------ RECORDS TO PROCESS

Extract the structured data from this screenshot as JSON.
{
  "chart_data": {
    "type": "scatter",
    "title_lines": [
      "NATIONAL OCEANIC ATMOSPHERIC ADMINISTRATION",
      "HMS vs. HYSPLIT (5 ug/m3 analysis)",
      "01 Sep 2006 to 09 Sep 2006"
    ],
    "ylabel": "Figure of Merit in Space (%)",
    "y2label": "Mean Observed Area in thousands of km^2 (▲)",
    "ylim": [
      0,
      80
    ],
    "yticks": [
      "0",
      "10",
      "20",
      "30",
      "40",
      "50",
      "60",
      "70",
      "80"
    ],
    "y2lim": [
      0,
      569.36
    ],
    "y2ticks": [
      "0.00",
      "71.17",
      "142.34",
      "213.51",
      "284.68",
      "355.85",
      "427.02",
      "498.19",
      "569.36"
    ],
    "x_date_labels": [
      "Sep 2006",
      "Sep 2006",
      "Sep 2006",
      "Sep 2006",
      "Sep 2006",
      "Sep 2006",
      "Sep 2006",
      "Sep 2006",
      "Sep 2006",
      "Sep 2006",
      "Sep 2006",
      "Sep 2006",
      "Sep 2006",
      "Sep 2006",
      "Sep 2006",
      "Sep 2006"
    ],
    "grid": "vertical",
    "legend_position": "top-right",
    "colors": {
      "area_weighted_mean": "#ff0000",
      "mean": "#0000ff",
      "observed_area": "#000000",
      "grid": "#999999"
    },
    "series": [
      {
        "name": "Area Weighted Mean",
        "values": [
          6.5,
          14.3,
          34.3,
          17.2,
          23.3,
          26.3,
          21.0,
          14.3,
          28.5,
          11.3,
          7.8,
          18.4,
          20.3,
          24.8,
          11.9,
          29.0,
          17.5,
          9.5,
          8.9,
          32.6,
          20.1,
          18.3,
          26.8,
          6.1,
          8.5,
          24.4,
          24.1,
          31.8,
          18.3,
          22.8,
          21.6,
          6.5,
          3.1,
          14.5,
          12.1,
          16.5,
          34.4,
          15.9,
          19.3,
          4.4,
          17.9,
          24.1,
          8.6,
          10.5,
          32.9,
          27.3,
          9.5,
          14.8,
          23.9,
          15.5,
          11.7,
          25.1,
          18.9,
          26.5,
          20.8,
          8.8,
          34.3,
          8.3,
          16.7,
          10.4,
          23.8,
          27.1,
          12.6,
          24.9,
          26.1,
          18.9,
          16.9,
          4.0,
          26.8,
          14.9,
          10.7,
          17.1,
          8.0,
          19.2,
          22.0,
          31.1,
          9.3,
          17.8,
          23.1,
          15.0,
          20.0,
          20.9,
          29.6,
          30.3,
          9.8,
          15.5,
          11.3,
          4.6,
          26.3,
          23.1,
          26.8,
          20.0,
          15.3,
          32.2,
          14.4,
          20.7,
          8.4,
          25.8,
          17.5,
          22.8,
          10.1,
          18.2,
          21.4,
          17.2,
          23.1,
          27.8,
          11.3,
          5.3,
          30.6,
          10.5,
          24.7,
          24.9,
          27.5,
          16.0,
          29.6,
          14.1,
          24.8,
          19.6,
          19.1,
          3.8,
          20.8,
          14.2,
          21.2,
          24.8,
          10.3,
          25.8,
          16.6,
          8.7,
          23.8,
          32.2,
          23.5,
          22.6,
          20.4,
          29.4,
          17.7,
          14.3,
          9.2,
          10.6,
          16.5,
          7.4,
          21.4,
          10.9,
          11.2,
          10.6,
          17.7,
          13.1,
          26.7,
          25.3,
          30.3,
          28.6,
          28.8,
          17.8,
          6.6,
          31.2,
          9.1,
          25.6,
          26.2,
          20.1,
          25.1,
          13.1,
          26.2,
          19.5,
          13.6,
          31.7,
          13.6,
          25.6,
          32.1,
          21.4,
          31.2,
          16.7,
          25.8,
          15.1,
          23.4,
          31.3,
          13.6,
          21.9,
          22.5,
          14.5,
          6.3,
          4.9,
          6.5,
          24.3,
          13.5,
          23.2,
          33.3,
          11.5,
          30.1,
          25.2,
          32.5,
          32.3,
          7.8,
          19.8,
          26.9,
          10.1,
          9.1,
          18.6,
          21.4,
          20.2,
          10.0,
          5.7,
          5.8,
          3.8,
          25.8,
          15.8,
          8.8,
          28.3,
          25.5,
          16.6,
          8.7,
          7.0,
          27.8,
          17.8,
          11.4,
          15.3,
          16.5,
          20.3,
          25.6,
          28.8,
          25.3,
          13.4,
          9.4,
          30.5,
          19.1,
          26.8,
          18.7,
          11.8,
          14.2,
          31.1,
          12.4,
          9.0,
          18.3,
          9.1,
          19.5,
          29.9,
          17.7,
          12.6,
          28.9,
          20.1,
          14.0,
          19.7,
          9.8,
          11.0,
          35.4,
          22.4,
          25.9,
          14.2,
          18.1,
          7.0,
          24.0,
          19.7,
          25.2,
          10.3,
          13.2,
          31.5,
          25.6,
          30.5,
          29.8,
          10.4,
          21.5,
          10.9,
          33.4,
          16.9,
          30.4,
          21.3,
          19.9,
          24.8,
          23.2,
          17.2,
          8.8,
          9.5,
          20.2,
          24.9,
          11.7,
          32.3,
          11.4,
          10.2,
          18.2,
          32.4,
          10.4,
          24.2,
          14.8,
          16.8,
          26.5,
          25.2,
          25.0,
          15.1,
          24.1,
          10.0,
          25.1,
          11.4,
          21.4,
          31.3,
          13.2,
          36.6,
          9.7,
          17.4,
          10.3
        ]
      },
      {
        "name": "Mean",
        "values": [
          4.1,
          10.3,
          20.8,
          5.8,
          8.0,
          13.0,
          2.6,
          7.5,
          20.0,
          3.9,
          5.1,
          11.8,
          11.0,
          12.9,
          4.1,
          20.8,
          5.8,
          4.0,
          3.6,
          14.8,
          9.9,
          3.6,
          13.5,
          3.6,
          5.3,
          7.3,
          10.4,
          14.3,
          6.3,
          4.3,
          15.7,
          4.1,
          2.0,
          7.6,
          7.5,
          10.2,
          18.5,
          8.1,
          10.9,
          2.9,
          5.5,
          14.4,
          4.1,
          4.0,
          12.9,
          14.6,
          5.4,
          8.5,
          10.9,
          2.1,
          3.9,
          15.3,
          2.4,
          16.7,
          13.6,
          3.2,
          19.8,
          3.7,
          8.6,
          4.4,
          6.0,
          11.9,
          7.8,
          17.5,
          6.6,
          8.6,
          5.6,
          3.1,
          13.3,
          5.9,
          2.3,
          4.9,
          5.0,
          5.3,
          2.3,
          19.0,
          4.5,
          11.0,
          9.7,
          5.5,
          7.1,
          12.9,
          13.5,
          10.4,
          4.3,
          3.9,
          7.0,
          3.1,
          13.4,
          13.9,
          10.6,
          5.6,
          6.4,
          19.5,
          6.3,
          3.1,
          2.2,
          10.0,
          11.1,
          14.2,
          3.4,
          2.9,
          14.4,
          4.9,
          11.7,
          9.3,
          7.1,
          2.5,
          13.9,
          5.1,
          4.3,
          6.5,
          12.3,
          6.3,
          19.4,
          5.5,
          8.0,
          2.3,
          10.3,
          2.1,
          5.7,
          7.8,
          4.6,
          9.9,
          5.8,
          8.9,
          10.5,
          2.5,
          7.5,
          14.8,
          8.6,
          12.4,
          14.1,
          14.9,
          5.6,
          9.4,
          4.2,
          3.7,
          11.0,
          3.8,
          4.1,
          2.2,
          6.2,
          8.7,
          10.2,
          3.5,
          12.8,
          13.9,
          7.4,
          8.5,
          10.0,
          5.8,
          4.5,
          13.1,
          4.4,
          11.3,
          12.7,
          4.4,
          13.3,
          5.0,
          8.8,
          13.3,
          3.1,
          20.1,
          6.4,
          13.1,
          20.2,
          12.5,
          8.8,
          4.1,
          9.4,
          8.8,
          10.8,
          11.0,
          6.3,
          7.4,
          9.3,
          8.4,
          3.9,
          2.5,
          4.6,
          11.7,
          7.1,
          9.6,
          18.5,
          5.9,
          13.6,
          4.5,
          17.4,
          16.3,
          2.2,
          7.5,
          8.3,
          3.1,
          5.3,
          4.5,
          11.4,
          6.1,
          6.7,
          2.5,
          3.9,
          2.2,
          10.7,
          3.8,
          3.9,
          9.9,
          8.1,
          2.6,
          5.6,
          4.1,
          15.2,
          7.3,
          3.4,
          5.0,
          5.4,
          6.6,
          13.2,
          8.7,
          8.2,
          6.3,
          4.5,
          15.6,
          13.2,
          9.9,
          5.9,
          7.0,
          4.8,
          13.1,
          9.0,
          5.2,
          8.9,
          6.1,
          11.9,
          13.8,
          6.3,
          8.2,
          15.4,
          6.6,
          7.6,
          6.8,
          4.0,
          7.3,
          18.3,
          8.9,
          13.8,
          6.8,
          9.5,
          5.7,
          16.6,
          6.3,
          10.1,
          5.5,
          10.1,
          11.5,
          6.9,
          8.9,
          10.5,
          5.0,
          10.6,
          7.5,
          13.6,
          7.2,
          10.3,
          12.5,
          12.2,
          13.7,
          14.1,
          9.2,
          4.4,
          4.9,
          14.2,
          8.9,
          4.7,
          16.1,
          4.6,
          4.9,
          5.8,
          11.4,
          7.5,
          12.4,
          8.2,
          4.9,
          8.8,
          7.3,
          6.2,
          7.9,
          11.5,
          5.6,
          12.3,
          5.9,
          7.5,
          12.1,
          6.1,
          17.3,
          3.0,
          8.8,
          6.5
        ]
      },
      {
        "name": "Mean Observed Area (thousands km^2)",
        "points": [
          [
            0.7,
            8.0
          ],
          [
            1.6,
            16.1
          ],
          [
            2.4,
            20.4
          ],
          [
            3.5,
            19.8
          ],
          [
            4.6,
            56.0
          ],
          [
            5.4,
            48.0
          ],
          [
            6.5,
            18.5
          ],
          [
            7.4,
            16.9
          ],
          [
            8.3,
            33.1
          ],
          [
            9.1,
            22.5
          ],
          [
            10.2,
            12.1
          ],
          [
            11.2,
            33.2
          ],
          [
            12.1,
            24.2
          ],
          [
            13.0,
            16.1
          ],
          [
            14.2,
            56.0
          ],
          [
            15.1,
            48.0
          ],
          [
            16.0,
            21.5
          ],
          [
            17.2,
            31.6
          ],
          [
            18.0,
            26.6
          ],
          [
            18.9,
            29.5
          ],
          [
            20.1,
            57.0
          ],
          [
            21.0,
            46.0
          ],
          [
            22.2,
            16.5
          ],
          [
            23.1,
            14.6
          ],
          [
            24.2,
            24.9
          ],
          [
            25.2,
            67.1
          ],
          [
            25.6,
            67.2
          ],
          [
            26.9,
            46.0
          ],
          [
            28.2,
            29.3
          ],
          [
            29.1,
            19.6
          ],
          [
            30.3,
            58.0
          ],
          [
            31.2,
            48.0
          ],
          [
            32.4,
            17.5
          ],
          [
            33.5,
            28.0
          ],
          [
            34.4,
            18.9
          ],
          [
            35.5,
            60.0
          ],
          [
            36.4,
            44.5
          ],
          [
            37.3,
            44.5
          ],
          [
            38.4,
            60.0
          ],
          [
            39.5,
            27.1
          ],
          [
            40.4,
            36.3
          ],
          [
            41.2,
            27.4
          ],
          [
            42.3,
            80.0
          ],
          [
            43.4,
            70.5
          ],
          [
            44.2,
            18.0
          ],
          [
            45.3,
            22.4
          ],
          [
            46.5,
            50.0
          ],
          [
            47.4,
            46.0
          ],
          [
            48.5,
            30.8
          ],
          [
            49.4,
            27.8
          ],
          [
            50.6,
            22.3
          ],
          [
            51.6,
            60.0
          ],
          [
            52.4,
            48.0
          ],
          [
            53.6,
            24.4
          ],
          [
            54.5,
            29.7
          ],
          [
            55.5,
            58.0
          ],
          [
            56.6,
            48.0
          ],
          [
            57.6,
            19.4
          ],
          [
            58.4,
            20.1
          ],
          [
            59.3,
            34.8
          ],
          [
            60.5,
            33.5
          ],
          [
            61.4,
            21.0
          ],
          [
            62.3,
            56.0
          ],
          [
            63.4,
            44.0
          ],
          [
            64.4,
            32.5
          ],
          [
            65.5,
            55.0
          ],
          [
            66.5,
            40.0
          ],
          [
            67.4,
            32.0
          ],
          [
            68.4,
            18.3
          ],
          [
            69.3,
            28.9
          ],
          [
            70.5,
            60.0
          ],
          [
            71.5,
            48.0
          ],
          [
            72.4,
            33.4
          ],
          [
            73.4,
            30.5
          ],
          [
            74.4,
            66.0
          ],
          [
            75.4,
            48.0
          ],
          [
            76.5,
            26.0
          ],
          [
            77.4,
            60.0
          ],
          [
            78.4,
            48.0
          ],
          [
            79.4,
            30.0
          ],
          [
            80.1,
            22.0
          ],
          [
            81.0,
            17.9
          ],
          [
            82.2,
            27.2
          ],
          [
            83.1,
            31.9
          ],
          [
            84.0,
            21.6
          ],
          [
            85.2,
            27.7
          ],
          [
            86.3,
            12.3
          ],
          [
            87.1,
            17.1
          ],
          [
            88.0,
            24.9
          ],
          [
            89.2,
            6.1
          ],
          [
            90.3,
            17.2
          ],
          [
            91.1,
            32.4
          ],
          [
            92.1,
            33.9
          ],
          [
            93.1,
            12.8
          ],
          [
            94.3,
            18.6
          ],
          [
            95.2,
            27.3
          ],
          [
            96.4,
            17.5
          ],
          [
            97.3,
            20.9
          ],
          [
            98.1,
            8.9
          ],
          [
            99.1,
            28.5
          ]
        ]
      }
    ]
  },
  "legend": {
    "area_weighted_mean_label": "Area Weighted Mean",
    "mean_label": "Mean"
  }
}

------------

- _REQUIREMENTS_
From the data above, pick out each line containing "name" and copy it.

- _COMPLETED TASK_
        "name": "Area Weighted Mean",
        "name": "Mean",
        "name": "Mean Observed Area (thousands km^2)",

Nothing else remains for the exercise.